What is being asked:
Return only the number of lines that hold "尊敬的领导".

-- begin Input data --

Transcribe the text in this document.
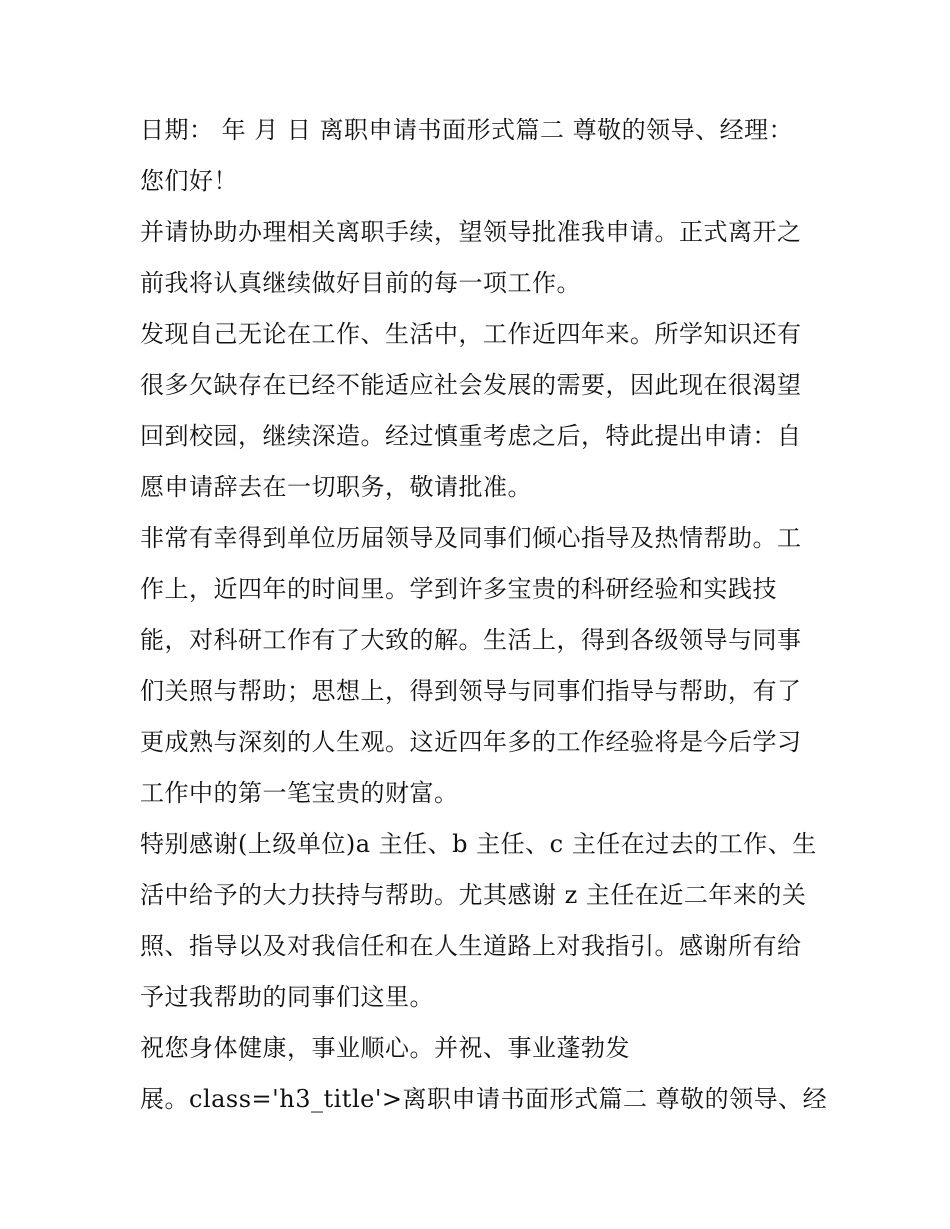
日期： 年 月 日 离职申请书面形式篇二 尊敬的领导、经理：
您们好！
并请协助办理相关离职手续，望领导批准我申请。正式离开之
前我将认真继续做好目前的每一项工作。
发现自己无论在工作、生活中，工作近四年来。所学知识还有
很多欠缺存在已经不能适应社会发展的需要，因此现在很渴望
回到校园，继续深造。经过慎重考虑之后，特此提出申请：自
愿申请辞去在一切职务，敬请批准。
非常有幸得到单位历届领导及同事们倾心指导及热情帮助。工
作上，近四年的时间里。学到许多宝贵的科研经验和实践技
能，对科研工作有了大致的解。生活上，得到各级领导与同事
们关照与帮助；思想上，得到领导与同事们指导与帮助，有了
更成熟与深刻的人生观。这近四年多的工作经验将是今后学习
工作中的第一笔宝贵的财富。
特别感谢(上级单位)a 主任、b 主任、c 主任在过去的工作、生
活中给予的大力扶持与帮助。尤其感谢 z 主任在近二年来的关
照、指导以及对我信任和在人生道路上对我指引。感谢所有给
予过我帮助的同事们这里。
祝您身体健康，事业顺心。并祝、事业蓬勃发
展。class='h3_title'>离职申请书面形式篇二 尊敬的领导、经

-- end Input data --

Task output:
2